SUPPLIED MATERIAL
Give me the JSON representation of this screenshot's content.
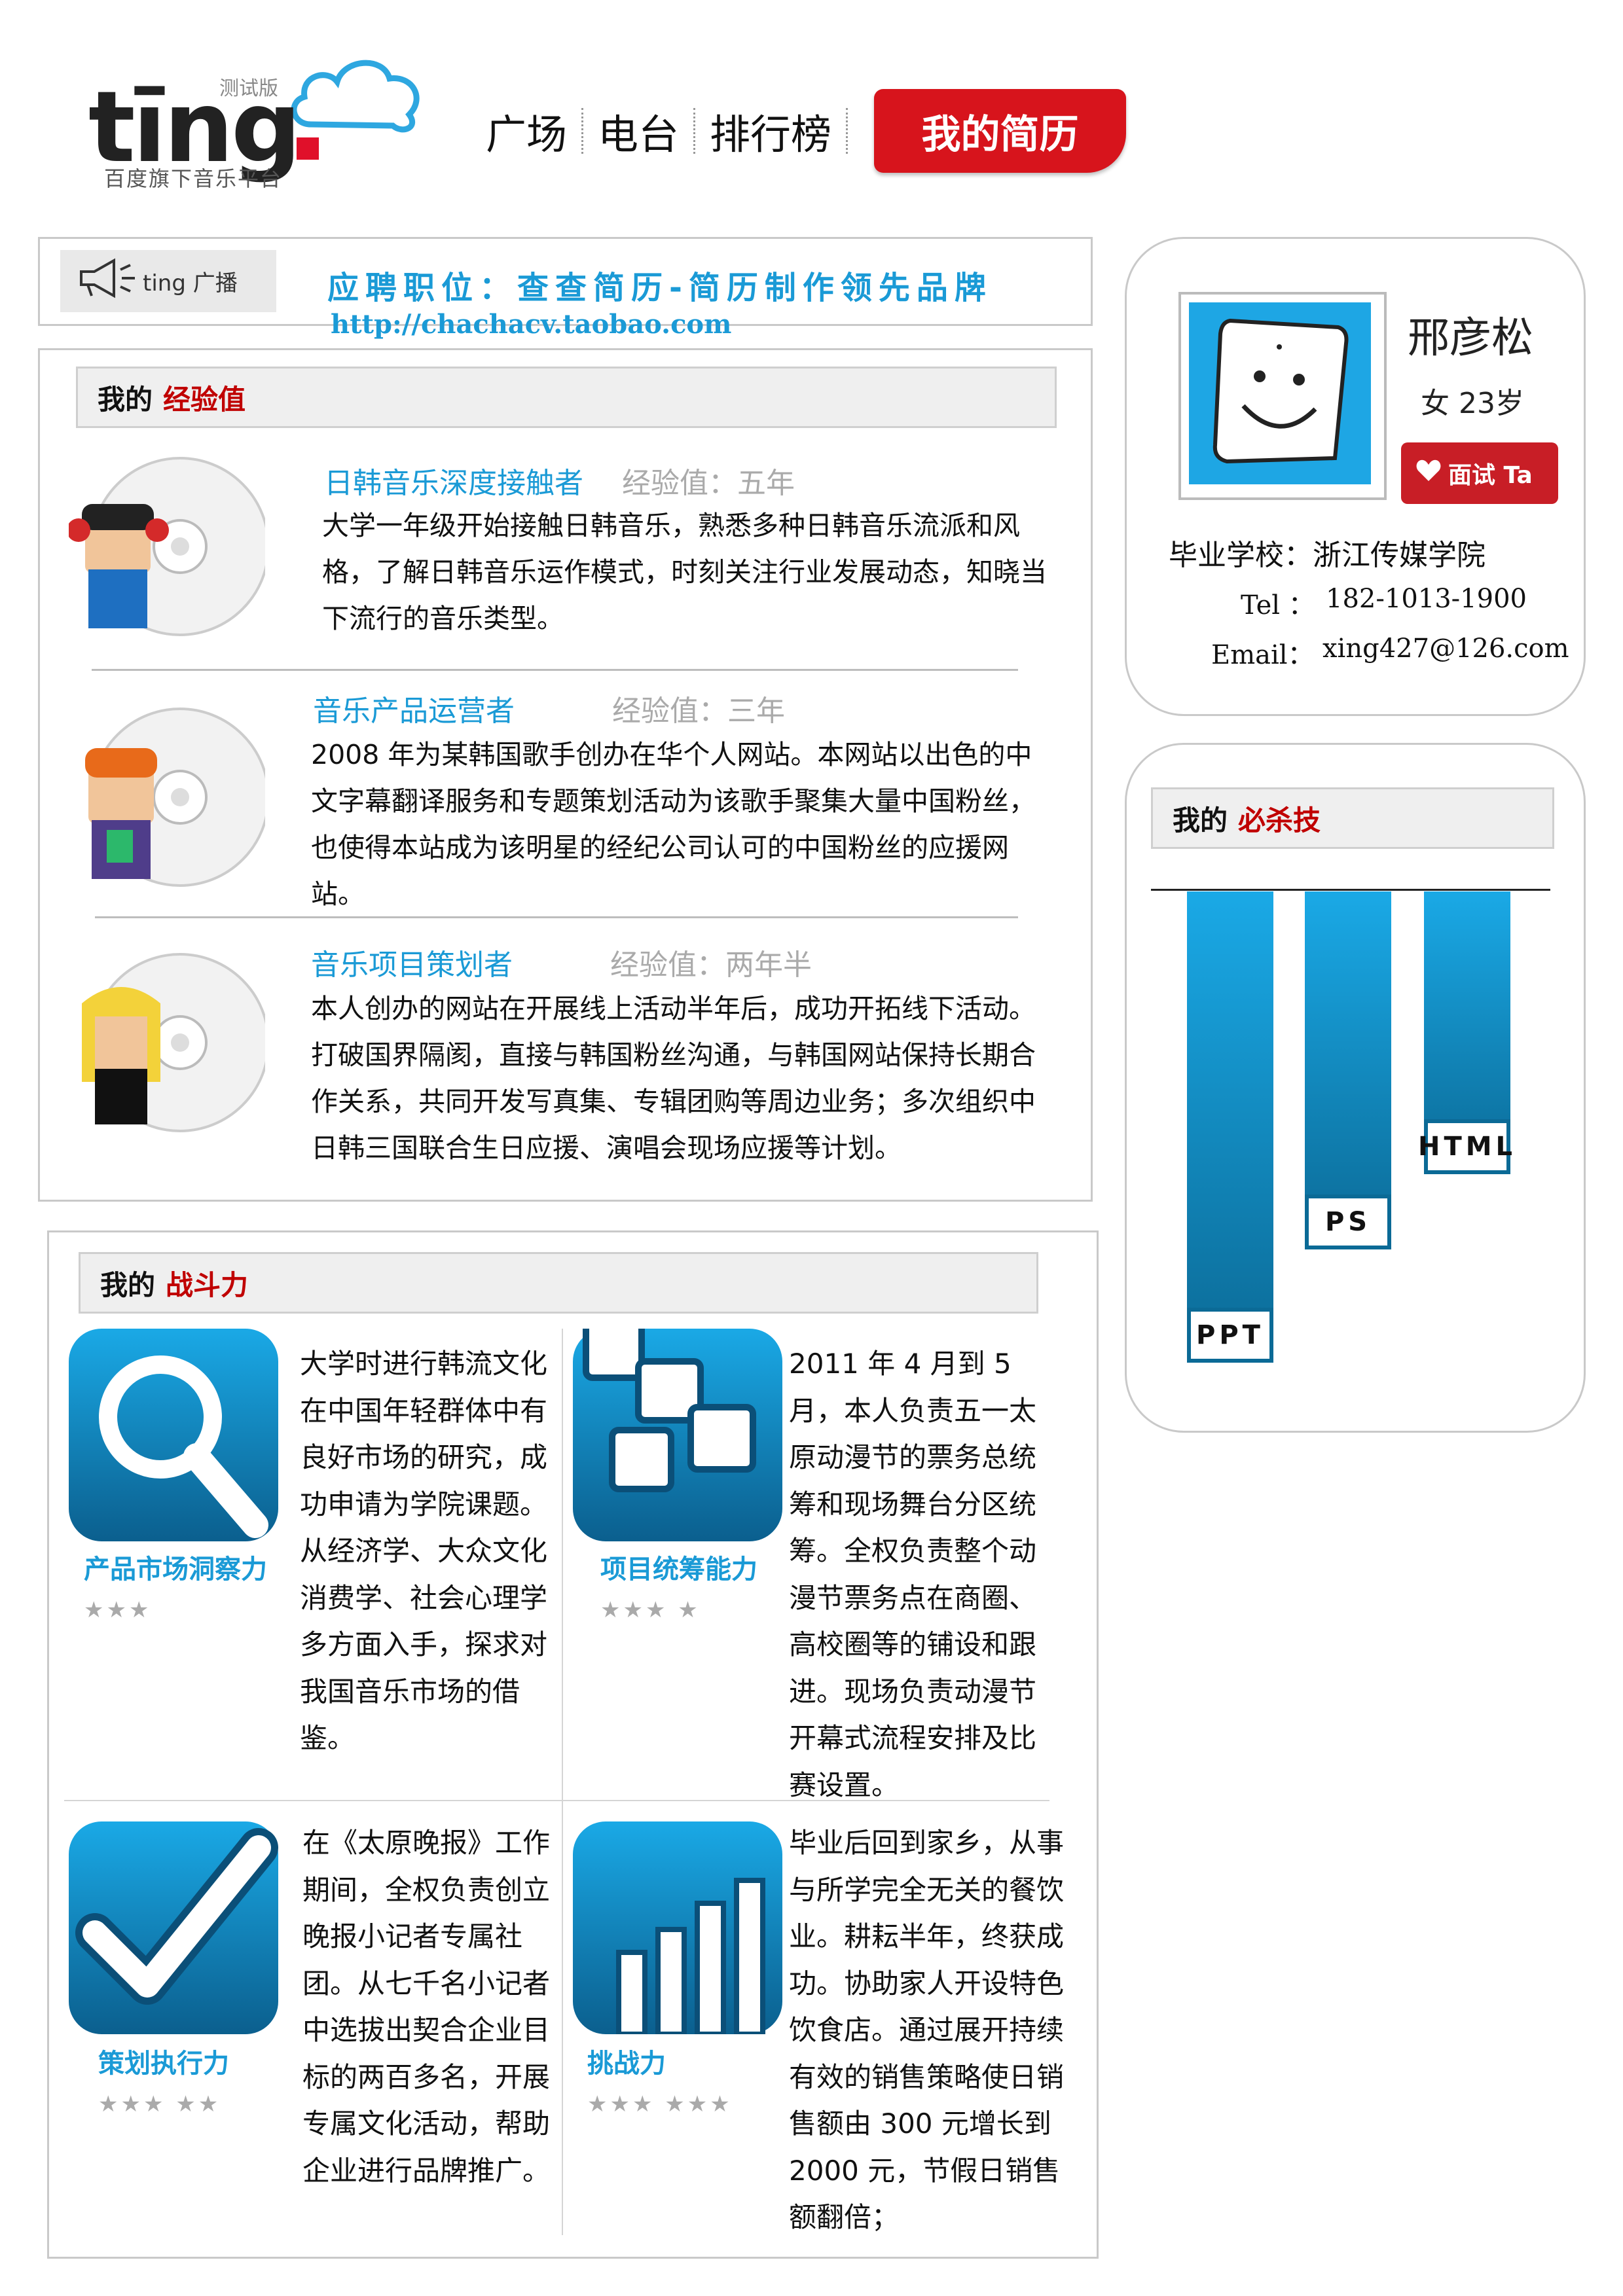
{
  "brand": {
    "word": "tīng",
    "beta": "测试版",
    "tagline": "百度旗下音乐平台"
  },
  "nav": {
    "items": [
      "广场",
      "电台",
      "排行榜"
    ],
    "active": "我的简历"
  },
  "banner": {
    "speaker_label": "ting 广播",
    "title": "应聘职位：查查简历-简历制作领先品牌",
    "url": "http://chachacv.taobao.com"
  },
  "experience": {
    "header_prefix": "我的",
    "header_highlight": "经验值",
    "items": [
      {
        "title": "日韩音乐深度接触者",
        "value": "经验值：五年",
        "desc": "大学一年级开始接触日韩音乐，熟悉多种日韩音乐流派和风格，了解日韩音乐运作模式，时刻关注行业发展动态，知晓当下流行的音乐类型。"
      },
      {
        "title": "音乐产品运营者",
        "value": "经验值：三年",
        "desc": "2008 年为某韩国歌手创办在华个人网站。本网站以出色的中文字幕翻译服务和专题策划活动为该歌手聚集大量中国粉丝，也使得本站成为该明星的经纪公司认可的中国粉丝的应援网站。"
      },
      {
        "title": "音乐项目策划者",
        "value": "经验值：两年半",
        "desc": "本人创办的网站在开展线上活动半年后，成功开拓线下活动。打破国界隔阂，直接与韩国粉丝沟通，与韩国网站保持长期合作关系，共同开发写真集、专辑团购等周边业务；多次组织中日韩三国联合生日应援、演唱会现场应援等计划。"
      }
    ]
  },
  "fight": {
    "header_prefix": "我的",
    "header_highlight": "战斗力",
    "skills": [
      {
        "title": "产品市场洞察力",
        "stars": "★★★",
        "desc": "大学时进行韩流文化在中国年轻群体中有良好市场的研究，成功申请为学院课题。从经济学、大众文化消费学、社会心理学多方面入手，探求对我国音乐市场的借鉴。"
      },
      {
        "title": "项目统筹能力",
        "stars": "★★★ ★",
        "desc": "2011 年 4 月到 5 月，本人负责五一太原动漫节的票务总统筹和现场舞台分区统筹。全权负责整个动漫节票务点在商圈、高校圈等的铺设和跟进。现场负责动漫节开幕式流程安排及比赛设置。"
      },
      {
        "title": "策划执行力",
        "stars": "★★★ ★★",
        "desc": "在《太原晚报》工作期间，全权负责创立晚报小记者专属社团。从七千名小记者中选拔出契合企业目标的两百多名，开展专属文化活动，帮助企业进行品牌推广。"
      },
      {
        "title": "挑战力",
        "stars": "★★★ ★★★",
        "desc": "毕业后回到家乡，从事与所学完全无关的餐饮业。耕耘半年，终获成功。协助家人开设特色饮食店。通过展开持续有效的销售策略使日销售额由 300 元增长到 2000 元，节假日销售额翻倍；"
      }
    ]
  },
  "profile": {
    "name": "邢彦松",
    "gender_age": "女 23岁",
    "interview_label": "面试 Ta",
    "school": "毕业学校：浙江传媒学院",
    "tel_label": "Tel ：",
    "tel": "182-1013-1900",
    "email_label": "Email：",
    "email": "xing427@126.com"
  },
  "skills_chart": {
    "header_prefix": "我的",
    "header_highlight": "必杀技",
    "chart_data": {
      "type": "bar",
      "categories": [
        "PPT",
        "PS",
        "HTML"
      ],
      "values": [
        100,
        76,
        60
      ],
      "ylim": [
        0,
        100
      ],
      "title": "",
      "xlabel": "",
      "ylabel": ""
    }
  },
  "colors": {
    "accent": "#1a9ad6",
    "brand_red": "#d7141c",
    "highlight_red": "#c00000"
  }
}
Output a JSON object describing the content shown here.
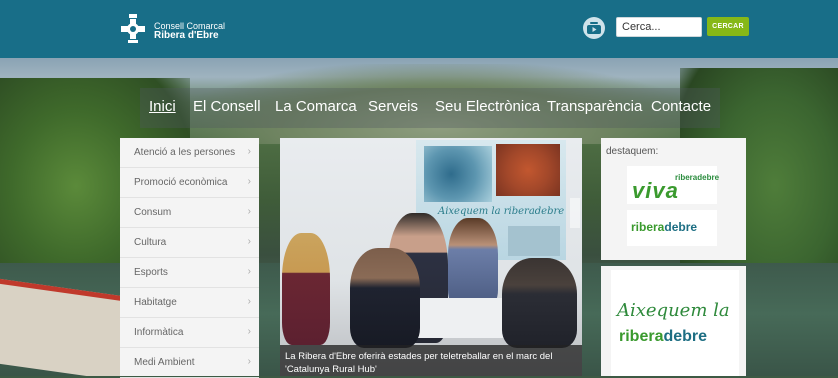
{
  "header": {
    "logo": {
      "line1": "Consell Comarcal",
      "line2": "Ribera d'Ebre"
    },
    "youtube_icon": "youtube-icon",
    "search": {
      "placeholder": "Cerca...",
      "value": "Cerca...",
      "button_label": "CERCAR"
    },
    "colors": {
      "bar": "#186e88",
      "search_button": "#86b817"
    }
  },
  "nav": {
    "items": [
      {
        "label": "Inici",
        "active": true
      },
      {
        "label": "El Consell"
      },
      {
        "label": "La Comarca"
      },
      {
        "label": "Serveis"
      },
      {
        "label": "Seu Electrònica"
      },
      {
        "label": "Transparència"
      },
      {
        "label": "Contacte"
      }
    ]
  },
  "sidebar": {
    "items": [
      {
        "label": "Atenció a les persones"
      },
      {
        "label": "Promoció econòmica"
      },
      {
        "label": "Consum"
      },
      {
        "label": "Cultura"
      },
      {
        "label": "Esports"
      },
      {
        "label": "Habitatge"
      },
      {
        "label": "Informàtica"
      },
      {
        "label": "Medi Ambient"
      }
    ],
    "arrow": "›"
  },
  "slider": {
    "caption": "La Ribera d'Ebre oferirà estades per teletreballar en el marc del 'Catalunya Rural Hub'",
    "poster_text": "Aixequem la riberadebre"
  },
  "featured": {
    "heading": "destaquem:",
    "viva": {
      "small": "riberadebre",
      "big": "viva"
    },
    "ribera": {
      "part1": "ribera",
      "part2": "debre"
    },
    "aixequem": {
      "line1": "Aixequem la",
      "part1": "ribera",
      "part2": "debre"
    }
  }
}
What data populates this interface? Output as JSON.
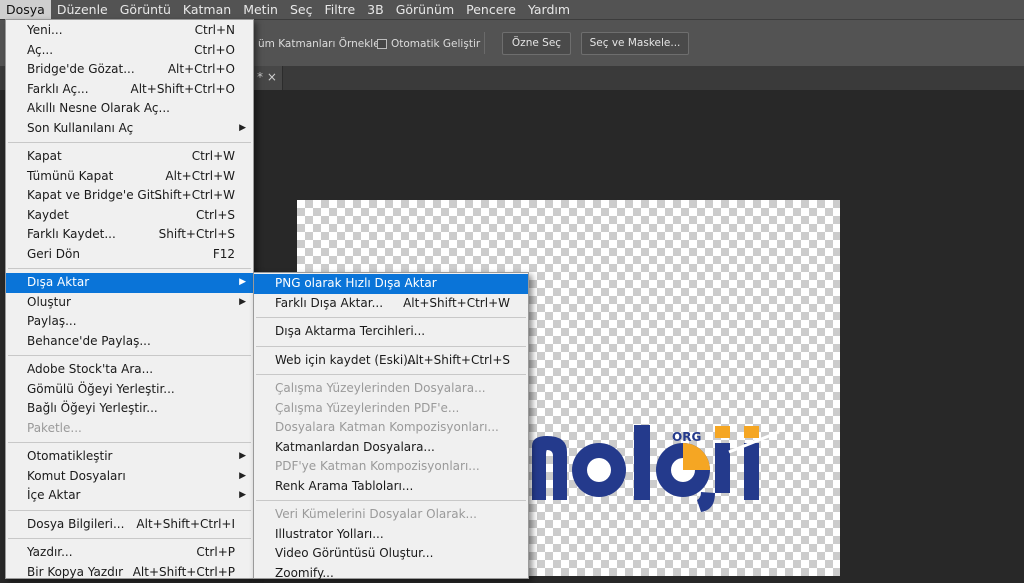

WHAT IS BEING ASKED
Check each line of the records for "this" and copy the ones that contain it.

PROBLEM SOLUTION
Give me the JSON representation of this screenshot's content.
What data populates this interface? Output as JSON.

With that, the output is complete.